What is the number of lines holding the word "стандартом"? Write that number and nothing else.

INPUT DATA »

— START —

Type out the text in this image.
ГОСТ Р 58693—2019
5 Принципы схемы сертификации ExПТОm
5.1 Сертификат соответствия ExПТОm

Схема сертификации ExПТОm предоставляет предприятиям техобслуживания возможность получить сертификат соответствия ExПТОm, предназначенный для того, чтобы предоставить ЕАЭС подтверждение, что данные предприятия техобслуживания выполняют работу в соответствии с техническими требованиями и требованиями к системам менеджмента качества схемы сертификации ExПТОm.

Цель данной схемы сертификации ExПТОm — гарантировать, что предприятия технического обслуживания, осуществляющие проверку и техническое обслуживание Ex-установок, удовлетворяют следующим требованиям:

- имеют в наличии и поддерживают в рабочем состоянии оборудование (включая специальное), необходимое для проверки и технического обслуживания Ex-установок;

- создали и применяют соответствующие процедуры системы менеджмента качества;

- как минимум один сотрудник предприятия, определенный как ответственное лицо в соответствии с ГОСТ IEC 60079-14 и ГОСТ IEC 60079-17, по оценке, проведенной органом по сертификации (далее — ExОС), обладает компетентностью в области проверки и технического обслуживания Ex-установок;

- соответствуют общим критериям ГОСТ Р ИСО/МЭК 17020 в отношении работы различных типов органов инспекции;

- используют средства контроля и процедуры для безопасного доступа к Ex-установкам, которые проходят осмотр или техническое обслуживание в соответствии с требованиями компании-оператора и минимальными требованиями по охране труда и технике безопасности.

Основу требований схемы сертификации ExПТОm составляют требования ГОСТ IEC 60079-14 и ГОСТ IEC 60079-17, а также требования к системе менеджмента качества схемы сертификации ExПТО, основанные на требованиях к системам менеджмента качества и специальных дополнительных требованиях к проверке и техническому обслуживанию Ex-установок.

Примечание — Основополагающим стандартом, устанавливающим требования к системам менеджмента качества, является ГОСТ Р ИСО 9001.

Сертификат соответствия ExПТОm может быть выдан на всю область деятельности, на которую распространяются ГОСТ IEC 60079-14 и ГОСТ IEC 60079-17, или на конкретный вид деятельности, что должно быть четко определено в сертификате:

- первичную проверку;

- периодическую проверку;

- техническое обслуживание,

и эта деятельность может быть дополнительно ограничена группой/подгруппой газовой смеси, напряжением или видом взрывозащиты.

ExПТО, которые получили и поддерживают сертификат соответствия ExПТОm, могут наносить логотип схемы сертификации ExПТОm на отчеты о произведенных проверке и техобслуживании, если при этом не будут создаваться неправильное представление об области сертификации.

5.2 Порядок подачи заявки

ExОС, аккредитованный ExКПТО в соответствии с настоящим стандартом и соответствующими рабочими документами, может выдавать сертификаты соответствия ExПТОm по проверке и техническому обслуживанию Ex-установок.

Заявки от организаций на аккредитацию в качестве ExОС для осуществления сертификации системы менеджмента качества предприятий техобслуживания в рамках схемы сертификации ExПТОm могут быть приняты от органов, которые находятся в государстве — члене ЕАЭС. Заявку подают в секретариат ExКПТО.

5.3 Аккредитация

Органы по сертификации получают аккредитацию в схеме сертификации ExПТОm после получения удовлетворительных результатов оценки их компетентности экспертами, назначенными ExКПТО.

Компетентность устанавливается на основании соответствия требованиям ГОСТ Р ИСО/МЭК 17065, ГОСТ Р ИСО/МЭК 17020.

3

— END —

FINAL ANSWER » 2